[Records from a collection of figures]
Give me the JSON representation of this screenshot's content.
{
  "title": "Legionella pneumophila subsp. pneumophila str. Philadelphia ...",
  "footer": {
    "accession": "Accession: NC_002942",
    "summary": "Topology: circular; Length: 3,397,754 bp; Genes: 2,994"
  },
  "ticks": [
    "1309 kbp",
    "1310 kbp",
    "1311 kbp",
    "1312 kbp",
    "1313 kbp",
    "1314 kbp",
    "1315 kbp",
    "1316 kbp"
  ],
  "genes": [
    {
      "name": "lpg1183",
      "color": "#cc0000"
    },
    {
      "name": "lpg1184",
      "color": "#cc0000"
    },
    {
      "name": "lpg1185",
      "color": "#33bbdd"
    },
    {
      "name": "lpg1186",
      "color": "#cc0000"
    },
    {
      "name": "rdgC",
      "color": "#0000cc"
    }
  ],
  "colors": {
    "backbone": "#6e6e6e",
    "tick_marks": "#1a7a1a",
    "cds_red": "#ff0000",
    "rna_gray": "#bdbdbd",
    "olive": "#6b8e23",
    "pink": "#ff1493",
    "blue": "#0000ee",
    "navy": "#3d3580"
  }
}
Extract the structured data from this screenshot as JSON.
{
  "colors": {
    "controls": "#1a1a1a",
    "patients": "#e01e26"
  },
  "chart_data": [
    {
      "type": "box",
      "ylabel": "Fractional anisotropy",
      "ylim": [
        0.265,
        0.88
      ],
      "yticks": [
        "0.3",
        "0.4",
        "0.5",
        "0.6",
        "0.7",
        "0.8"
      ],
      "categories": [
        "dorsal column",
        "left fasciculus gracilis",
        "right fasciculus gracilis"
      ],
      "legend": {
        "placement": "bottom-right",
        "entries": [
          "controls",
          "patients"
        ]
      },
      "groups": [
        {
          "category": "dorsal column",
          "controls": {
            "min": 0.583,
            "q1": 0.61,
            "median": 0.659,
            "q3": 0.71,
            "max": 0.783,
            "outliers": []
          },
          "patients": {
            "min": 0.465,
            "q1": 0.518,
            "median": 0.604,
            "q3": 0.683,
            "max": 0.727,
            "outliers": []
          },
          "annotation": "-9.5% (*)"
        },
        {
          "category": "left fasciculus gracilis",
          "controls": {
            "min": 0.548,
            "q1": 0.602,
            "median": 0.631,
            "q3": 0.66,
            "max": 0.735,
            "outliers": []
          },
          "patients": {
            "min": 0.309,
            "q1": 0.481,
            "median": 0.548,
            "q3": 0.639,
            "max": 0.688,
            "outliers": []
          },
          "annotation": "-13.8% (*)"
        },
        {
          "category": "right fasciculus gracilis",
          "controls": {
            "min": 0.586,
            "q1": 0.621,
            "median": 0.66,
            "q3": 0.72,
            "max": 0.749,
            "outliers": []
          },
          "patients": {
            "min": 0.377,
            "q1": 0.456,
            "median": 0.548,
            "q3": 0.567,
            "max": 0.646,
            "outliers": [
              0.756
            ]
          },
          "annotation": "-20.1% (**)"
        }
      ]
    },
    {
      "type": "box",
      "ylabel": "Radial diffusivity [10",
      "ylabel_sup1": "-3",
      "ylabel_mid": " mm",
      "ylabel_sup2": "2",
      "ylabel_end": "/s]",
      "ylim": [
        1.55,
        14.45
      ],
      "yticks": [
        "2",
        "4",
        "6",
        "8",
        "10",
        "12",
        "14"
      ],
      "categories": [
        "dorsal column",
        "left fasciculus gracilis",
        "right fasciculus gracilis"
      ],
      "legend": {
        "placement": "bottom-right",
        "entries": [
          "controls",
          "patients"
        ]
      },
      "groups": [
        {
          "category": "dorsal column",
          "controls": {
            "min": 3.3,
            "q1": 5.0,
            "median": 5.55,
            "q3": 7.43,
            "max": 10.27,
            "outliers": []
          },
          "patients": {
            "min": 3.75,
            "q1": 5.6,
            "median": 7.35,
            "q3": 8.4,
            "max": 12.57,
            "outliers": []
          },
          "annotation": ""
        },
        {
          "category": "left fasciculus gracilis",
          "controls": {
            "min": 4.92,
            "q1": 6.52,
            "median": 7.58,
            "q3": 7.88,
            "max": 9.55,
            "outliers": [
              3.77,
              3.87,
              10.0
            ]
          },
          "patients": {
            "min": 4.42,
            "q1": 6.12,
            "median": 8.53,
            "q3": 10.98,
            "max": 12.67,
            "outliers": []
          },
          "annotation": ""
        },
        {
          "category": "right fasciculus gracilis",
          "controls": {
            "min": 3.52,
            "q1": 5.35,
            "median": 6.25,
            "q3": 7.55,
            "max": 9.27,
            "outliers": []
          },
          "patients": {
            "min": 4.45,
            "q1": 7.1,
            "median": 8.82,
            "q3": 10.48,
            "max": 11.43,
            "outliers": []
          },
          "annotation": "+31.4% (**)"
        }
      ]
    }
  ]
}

DIRECTIONS FOR THIS TASK:
Please reproduce each entry exactly as it appears.

SOLUTION TO THIS PROBLEM:
Give me the JSON representation of this screenshot's content.
{
  "title": "Legionella pneumophila subsp. pneumophila str. Philadelphia ...",
  "footer": {
    "accession": "Accession: NC_002942",
    "summary": "Topology: circular; Length: 3,397,754 bp; Genes: 2,994"
  },
  "ticks": [
    "1309 kbp",
    "1310 kbp",
    "1311 kbp",
    "1312 kbp",
    "1313 kbp",
    "1314 kbp",
    "1315 kbp",
    "1316 kbp"
  ],
  "genes": [
    {
      "name": "lpg1183",
      "color": "#cc0000"
    },
    {
      "name": "lpg1184",
      "color": "#cc0000"
    },
    {
      "name": "lpg1185",
      "color": "#33bbdd"
    },
    {
      "name": "lpg1186",
      "color": "#cc0000"
    },
    {
      "name": "rdgC",
      "color": "#0000cc"
    }
  ],
  "colors": {
    "backbone": "#6e6e6e",
    "tick_marks": "#1a7a1a",
    "cds_red": "#ff0000",
    "rna_gray": "#bdbdbd",
    "olive": "#6b8e23",
    "pink": "#ff1493",
    "blue": "#0000ee",
    "navy": "#3d3580"
  }
}
Extract the structured data from this screenshot as JSON.
{
  "colors": {
    "controls": "#1a1a1a",
    "patients": "#e01e26"
  },
  "chart_data": [
    {
      "type": "box",
      "ylabel": "Fractional anisotropy",
      "ylim": [
        0.265,
        0.88
      ],
      "yticks": [
        "0.3",
        "0.4",
        "0.5",
        "0.6",
        "0.7",
        "0.8"
      ],
      "categories": [
        "dorsal column",
        "left fasciculus gracilis",
        "right fasciculus gracilis"
      ],
      "legend": {
        "placement": "bottom-right",
        "entries": [
          "controls",
          "patients"
        ]
      },
      "groups": [
        {
          "category": "dorsal column",
          "controls": {
            "min": 0.583,
            "q1": 0.61,
            "median": 0.659,
            "q3": 0.71,
            "max": 0.783,
            "outliers": []
          },
          "patients": {
            "min": 0.465,
            "q1": 0.518,
            "median": 0.604,
            "q3": 0.683,
            "max": 0.727,
            "outliers": []
          },
          "annotation": "-9.5% (*)"
        },
        {
          "category": "left fasciculus gracilis",
          "controls": {
            "min": 0.548,
            "q1": 0.602,
            "median": 0.631,
            "q3": 0.66,
            "max": 0.735,
            "outliers": []
          },
          "patients": {
            "min": 0.309,
            "q1": 0.481,
            "median": 0.548,
            "q3": 0.639,
            "max": 0.688,
            "outliers": []
          },
          "annotation": "-13.8% (*)"
        },
        {
          "category": "right fasciculus gracilis",
          "controls": {
            "min": 0.586,
            "q1": 0.621,
            "median": 0.66,
            "q3": 0.72,
            "max": 0.749,
            "outliers": []
          },
          "patients": {
            "min": 0.377,
            "q1": 0.456,
            "median": 0.548,
            "q3": 0.567,
            "max": 0.646,
            "outliers": [
              0.756
            ]
          },
          "annotation": "-20.1% (**)"
        }
      ]
    },
    {
      "type": "box",
      "ylabel": "Radial diffusivity [10",
      "ylabel_sup1": "-3",
      "ylabel_mid": " mm",
      "ylabel_sup2": "2",
      "ylabel_end": "/s]",
      "ylim": [
        1.55,
        14.45
      ],
      "yticks": [
        "2",
        "4",
        "6",
        "8",
        "10",
        "12",
        "14"
      ],
      "categories": [
        "dorsal column",
        "left fasciculus gracilis",
        "right fasciculus gracilis"
      ],
      "legend": {
        "placement": "bottom-right",
        "entries": [
          "controls",
          "patients"
        ]
      },
      "groups": [
        {
          "category": "dorsal column",
          "controls": {
            "min": 3.3,
            "q1": 5.0,
            "median": 5.55,
            "q3": 7.43,
            "max": 10.27,
            "outliers": []
          },
          "patients": {
            "min": 3.75,
            "q1": 5.6,
            "median": 7.35,
            "q3": 8.4,
            "max": 12.57,
            "outliers": []
          },
          "annotation": ""
        },
        {
          "category": "left fasciculus gracilis",
          "controls": {
            "min": 4.92,
            "q1": 6.52,
            "median": 7.58,
            "q3": 7.88,
            "max": 9.55,
            "outliers": [
              3.77,
              3.87,
              10.0
            ]
          },
          "patients": {
            "min": 4.42,
            "q1": 6.12,
            "median": 8.53,
            "q3": 10.98,
            "max": 12.67,
            "outliers": []
          },
          "annotation": ""
        },
        {
          "category": "right fasciculus gracilis",
          "controls": {
            "min": 3.52,
            "q1": 5.35,
            "median": 6.25,
            "q3": 7.55,
            "max": 9.27,
            "outliers": []
          },
          "patients": {
            "min": 4.45,
            "q1": 7.1,
            "median": 8.82,
            "q3": 10.48,
            "max": 11.43,
            "outliers": []
          },
          "annotation": "+31.4% (**)"
        }
      ]
    }
  ]
}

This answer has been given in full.